::: EXERCISE PASSAGE
|Time-resolved magnetic resonance fingerprinting for motion measurement in radiotherapy
|Cai, Jing (HTI)
|FHSS Faculty Distinguished Thesis Award (2020/21)
|Magnetic resonance imaging
Radiotherapy -- Data processing
Hong Kong Polytechnic University -- Dissertations
|Department of Health Technology and Informatics
|xxvii, 156 pages : color illustrations
|Background: Recently, quantitative magnetic resonance fingerprinting (MRF) technique has drawn increasing attention because of its ability to acquire different quantitative parameter maps in a single scan. However, the applications of MRF only focus on static images nowadays, mostly brain image. Therefore, further application on moving subject is warranted. Purpose: This study aims to develop a novel time-resolved magnetic resonance fingerprinting (TR-MRF) technique for respiratory motion imaging applications and investigate different acquisition schemes for TR-MRF. Methods and Materials: Our proposed TR-MRF technique consists of repeated MRF acquisitions using an unbalanced steady-state free precession sequence with spiral-in-spiral-out trajectory. The acquired MRF data are then retrospectively binned into different respiratory phases using a phase-based sorting method. The TR-MRF technique was first simulated in MATLAB (MathWorks, Natick, MA) using a four dimensional extended cardiac-torso (XCAT) phantom for both regular and irregular breathing profiles and was tested in three healthy volunteers. MRF images were simulated with different number of repetitions from 1 to 15 and the simulation was repeated 200 times for each number of repetitions. Three different acquisition methods were used to generate TR-MRF images: 1) continuous acquisition without delay between MRF repetitions; 2) continuous acquisition with 5 seconds delay between MRF repetitions; 3) triggered acquisition with variable delay between MRF repetitions to allow the next acquisition to start at different respiration phase. Parametric MRF maps at different respiratory phases were subsequently estimated using our TR-MRF sorting and reconstruction techniques. The resulting TR-MRF maps were evaluated using a set of metrices related to radiotherapy applications, including absolute difference in parametric maps, error in the amplitude of diaphragm motion (ADM), tumor volume error (TVE), signal-to-noise ratio (SNR), and tumor contrast.
::::::
::: AVAILABLE DATA
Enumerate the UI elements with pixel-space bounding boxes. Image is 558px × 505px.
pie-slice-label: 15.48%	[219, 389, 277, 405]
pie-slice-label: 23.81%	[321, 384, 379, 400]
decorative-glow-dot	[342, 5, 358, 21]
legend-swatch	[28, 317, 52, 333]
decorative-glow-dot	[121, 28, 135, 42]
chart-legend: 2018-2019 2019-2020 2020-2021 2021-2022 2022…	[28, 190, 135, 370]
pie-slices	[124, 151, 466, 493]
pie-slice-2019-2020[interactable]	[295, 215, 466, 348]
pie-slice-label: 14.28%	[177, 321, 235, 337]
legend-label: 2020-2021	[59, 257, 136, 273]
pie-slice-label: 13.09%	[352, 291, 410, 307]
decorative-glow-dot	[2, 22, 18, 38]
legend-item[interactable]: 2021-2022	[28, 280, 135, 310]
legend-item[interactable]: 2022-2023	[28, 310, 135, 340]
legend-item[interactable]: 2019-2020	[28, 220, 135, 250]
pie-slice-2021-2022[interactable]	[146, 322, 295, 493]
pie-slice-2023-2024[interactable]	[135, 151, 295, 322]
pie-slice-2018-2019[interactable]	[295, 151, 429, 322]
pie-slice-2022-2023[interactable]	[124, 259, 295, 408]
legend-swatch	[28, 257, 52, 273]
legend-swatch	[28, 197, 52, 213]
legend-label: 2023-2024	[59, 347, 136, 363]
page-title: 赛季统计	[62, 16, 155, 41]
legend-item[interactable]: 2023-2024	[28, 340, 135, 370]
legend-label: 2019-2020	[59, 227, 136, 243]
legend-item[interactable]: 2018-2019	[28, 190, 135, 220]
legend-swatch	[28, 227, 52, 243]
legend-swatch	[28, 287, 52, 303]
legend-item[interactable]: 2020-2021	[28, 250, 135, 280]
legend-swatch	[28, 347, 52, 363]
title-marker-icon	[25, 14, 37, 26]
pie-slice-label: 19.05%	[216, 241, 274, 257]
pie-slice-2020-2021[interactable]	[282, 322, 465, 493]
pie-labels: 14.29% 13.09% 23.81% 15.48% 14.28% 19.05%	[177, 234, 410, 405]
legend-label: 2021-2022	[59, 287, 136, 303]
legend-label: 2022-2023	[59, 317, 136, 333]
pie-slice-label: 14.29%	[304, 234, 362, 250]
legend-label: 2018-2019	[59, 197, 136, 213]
::::::
[PROMPT]
Continue the abstract on time-resolved magnetic resonance fingerprinting, starting after its last sentence.

[EXERCISE RESULT]
Results: TR-MRF maps using three different acquisition methods were successfully generated using XCAT phantom. The overall and liver T1 value error, liver SNR in T1 and T2 maps, and tumor SNR from T1 maps from triggered method is significantly better compared to the other two methods (p-value < 0.05). The other image quality indexes have no significant difference between the triggered method and the other two continuous acquisition methods. All image quality indexes exhibit no significant difference between the acquisition methods with 0 second and 5 seconds delay. Numerical simulations showed that the TVE were 1.6±2.7% and 1.3±2.2%, the average absolute differences in tumor motion amplitude were 0.3±0.7 mm and 0.3±0.6 mm, and the ADM were 4.1±0.9% and 3.5±0.9% for irregular and regular breathing respectively. The SNR of the T1 and T2 maps of the liver and the tumor were generally higher for regular breathing compared to irregular breathing, whereas tumor-to-liver contrast is similar between the two breathing patterns. The proposed technique was successfully implemented on the healthy volunteers. Conclusion: We have successfully demonstrated in both digital phantom and health subjects a novel TR-MRF technique capable of imaging respiratory motions with simultaneous quantification of MR multi-parametric maps.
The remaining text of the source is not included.